[Data records — start]
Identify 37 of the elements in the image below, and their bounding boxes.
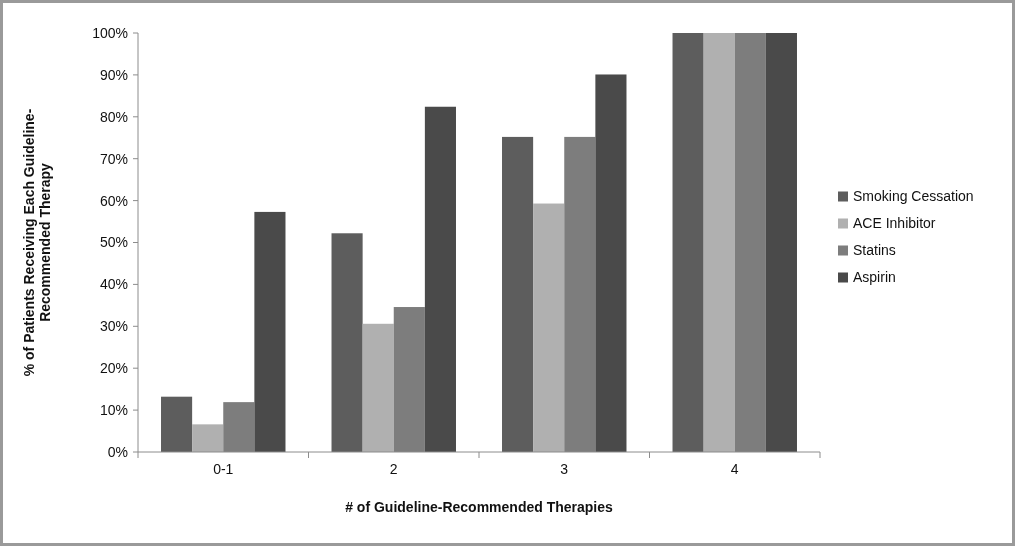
y-tick-label: 80%	[99, 108, 128, 125]
y-tick-label: 30%	[99, 318, 128, 335]
bar	[703, 33, 735, 452]
bar	[533, 203, 565, 452]
bar	[734, 33, 766, 452]
bar	[672, 33, 704, 452]
y-tick-label: 50%	[99, 234, 128, 251]
bar	[564, 136, 596, 452]
y-tick-label: 100%	[92, 24, 128, 41]
y-tick-label: 70%	[99, 150, 128, 167]
bar	[362, 323, 394, 452]
x-tick-label: 0-1	[213, 461, 234, 477]
bar	[595, 74, 627, 452]
x-tick-label: 3	[560, 461, 569, 477]
bar	[331, 233, 363, 452]
bar	[223, 402, 255, 452]
legend-label: ACE Inhibitor	[853, 215, 936, 232]
bar	[502, 136, 534, 452]
y-tick-label: 60%	[99, 192, 128, 209]
y-tick-label: 40%	[99, 276, 128, 293]
y-axis-title: % of Patients Receiving Each Guideline-Recommended Therapy	[20, 108, 54, 377]
bar	[393, 307, 425, 452]
bar	[765, 33, 797, 452]
x-tick-label: 2	[389, 461, 398, 477]
legend-label: Smoking Cessation	[853, 188, 974, 205]
y-tick-label: 0%	[107, 443, 128, 460]
bar	[254, 211, 286, 452]
bar	[424, 106, 456, 452]
x-tick-label: 4	[730, 461, 739, 477]
bar	[192, 424, 224, 452]
y-tick-label: 20%	[99, 360, 128, 377]
bar	[161, 396, 193, 452]
x-axis-title: # of Guideline-Recommended Therapies	[345, 499, 614, 515]
legend-label: Aspirin	[853, 269, 896, 286]
y-tick-label: 90%	[99, 66, 128, 83]
y-tick-label: 10%	[99, 402, 128, 418]
legend-label: Statins	[853, 242, 896, 259]
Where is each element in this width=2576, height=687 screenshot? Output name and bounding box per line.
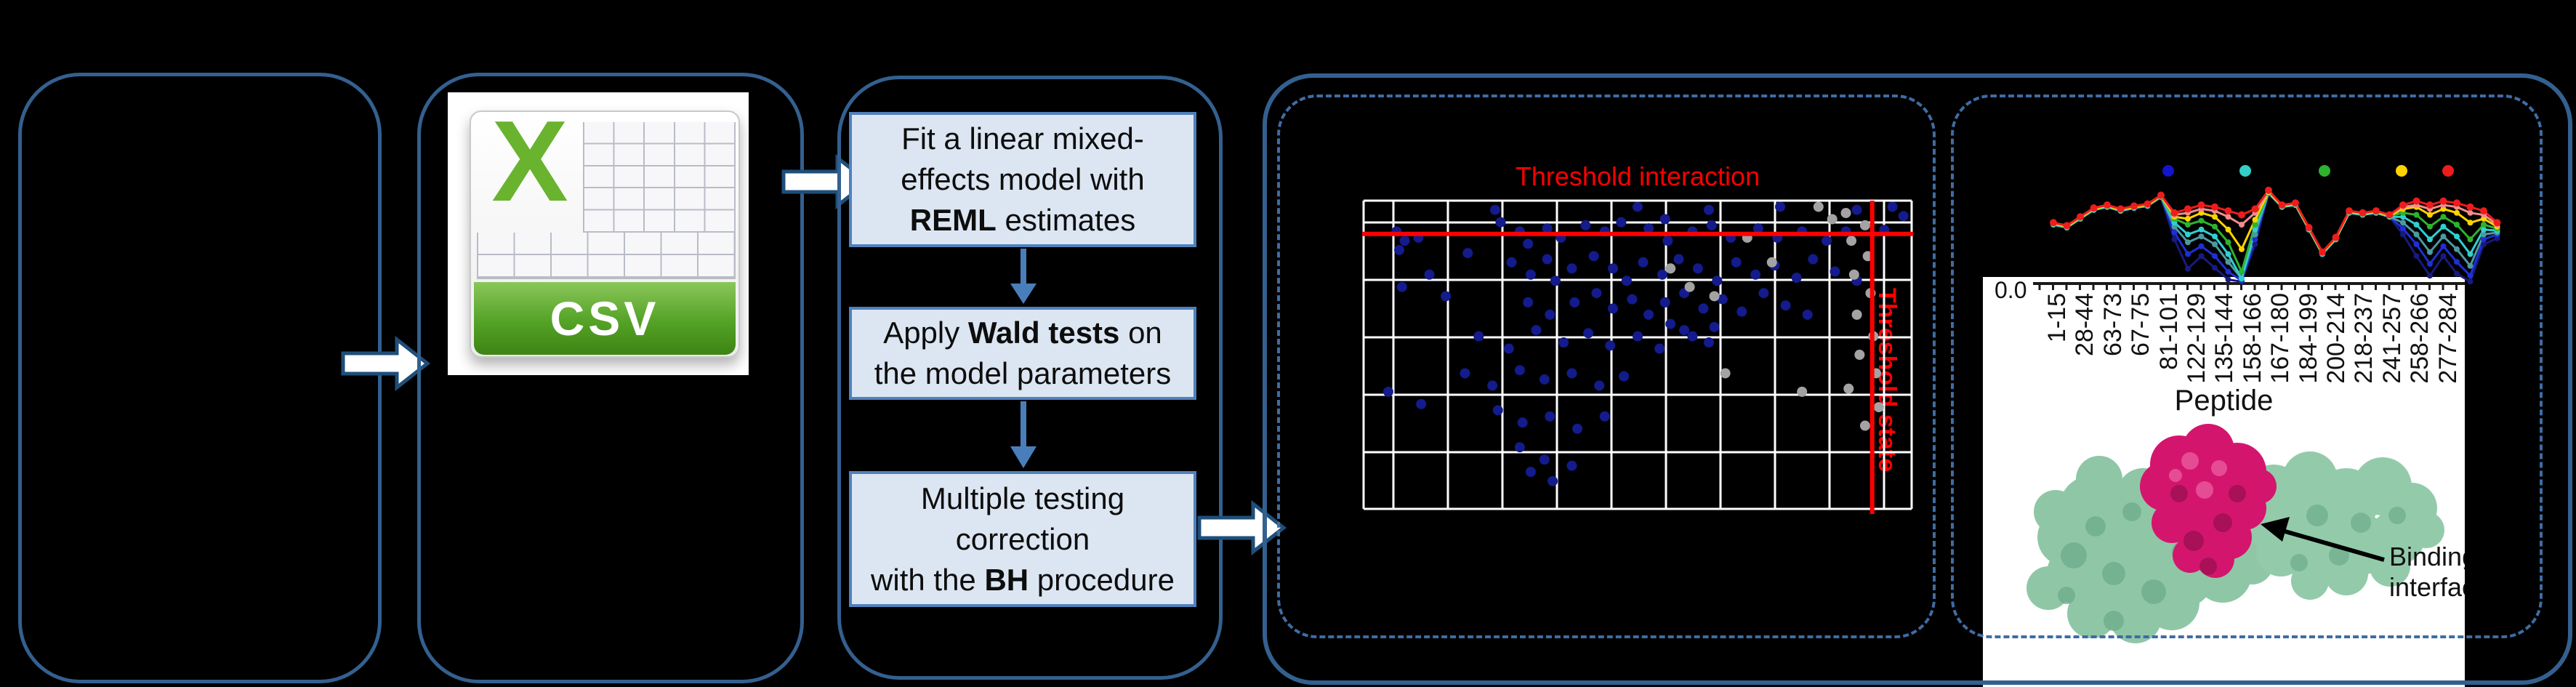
x-tick-label: 135-144 bbox=[2210, 293, 2239, 384]
x-tick-label: 258-266 bbox=[2406, 293, 2434, 384]
csv-label: CSV bbox=[550, 292, 660, 345]
x-axis bbox=[2033, 282, 2465, 290]
panel-input bbox=[18, 73, 382, 683]
y-axis-tick-label: 0.0 bbox=[1995, 277, 2027, 303]
step-text-line: effects model with bbox=[901, 162, 1145, 196]
step-text-line: Apply Wald tests on bbox=[883, 316, 1162, 350]
x-tick-label: 1-15 bbox=[2043, 293, 2071, 343]
step-fit-lmm: Fit a linear mixed-effects model with REM… bbox=[849, 112, 1196, 247]
scatter-title: Threshold interaction bbox=[1515, 161, 1760, 191]
x-tick-label: 277-284 bbox=[2434, 293, 2462, 384]
x-tick-label: 67-75 bbox=[2127, 293, 2155, 356]
x-tick-label: 218-237 bbox=[2350, 293, 2378, 384]
x-tick-label: 122-129 bbox=[2183, 293, 2210, 384]
csv-file-icon: X CSV bbox=[470, 103, 740, 358]
excel-x-glyph: X bbox=[491, 97, 568, 225]
peptide-figure-panel: 0.0 1-15 28-44 63-73 67-75 81-101 122-129 135-… bbox=[1983, 277, 2465, 687]
step-text-line: the model parameters bbox=[874, 356, 1172, 390]
protein-structure-image bbox=[2026, 424, 2444, 643]
binding-interface-arrow bbox=[2274, 526, 2385, 562]
x-tick-label: 28-44 bbox=[2071, 293, 2099, 356]
arrowhead-icon bbox=[2261, 517, 2290, 542]
step-text-line: with the BH procedure bbox=[871, 562, 1175, 597]
binding-interface-label: Binding interface bbox=[2389, 542, 2465, 603]
flow-arrow-icon bbox=[341, 335, 431, 392]
x-tick-label: 81-101 bbox=[2154, 293, 2183, 370]
x-tick-label: 158-166 bbox=[2238, 293, 2266, 384]
x-tick-label: 167-180 bbox=[2266, 293, 2295, 384]
panel-statistics-steps bbox=[837, 76, 1223, 680]
step-text-line: correction bbox=[955, 521, 1090, 556]
csv-label-band: CSV bbox=[474, 282, 736, 355]
step-bh-correction: Multiple testing correction with the BH pr… bbox=[849, 471, 1196, 607]
x-tick-label: 184-199 bbox=[2294, 293, 2322, 384]
down-arrow-icon bbox=[1010, 249, 1037, 304]
step-text-line: Multiple testing bbox=[920, 481, 1125, 515]
panel-csv-file bbox=[417, 73, 804, 683]
peptide-uptake-line-chart bbox=[2050, 165, 2501, 285]
x-tick-label: 200-214 bbox=[2322, 293, 2350, 384]
threshold-state-label: Threshold state bbox=[1873, 288, 1901, 473]
legend-dot-icon bbox=[2442, 165, 2454, 177]
threshold-scatter-plot bbox=[1362, 199, 1913, 514]
down-arrow-icon bbox=[1010, 401, 1037, 468]
legend-dot-icon bbox=[2319, 165, 2330, 177]
binding-label-line1: Binding bbox=[2389, 542, 2465, 571]
x-tick-label: 63-73 bbox=[2098, 293, 2127, 356]
step-wald-tests: Apply Wald tests on the model parameters bbox=[849, 307, 1196, 400]
spreadsheet-grid-icon bbox=[583, 122, 736, 234]
legend-dot-icon bbox=[2162, 165, 2174, 177]
legend-dot-icon bbox=[2396, 165, 2407, 177]
flow-arrow-icon bbox=[1197, 499, 1287, 556]
x-axis-title: Peptide bbox=[2174, 385, 2274, 417]
x-tick-label: 241-257 bbox=[2378, 293, 2406, 384]
spreadsheet-grid-icon bbox=[477, 233, 736, 279]
step-text-line: REML estimates bbox=[909, 203, 1136, 237]
step-text-line: Fit a linear mixed- bbox=[901, 121, 1144, 156]
csv-file-image: X CSV bbox=[448, 92, 749, 375]
binding-label-line2: interface bbox=[2389, 572, 2465, 602]
legend-dot-icon bbox=[2239, 165, 2251, 177]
[Data records — finish]
_Task details:_ Tell how many lines of the records above hold "legend", giving the number and nothing else.

_Answer to the exercise:_ 9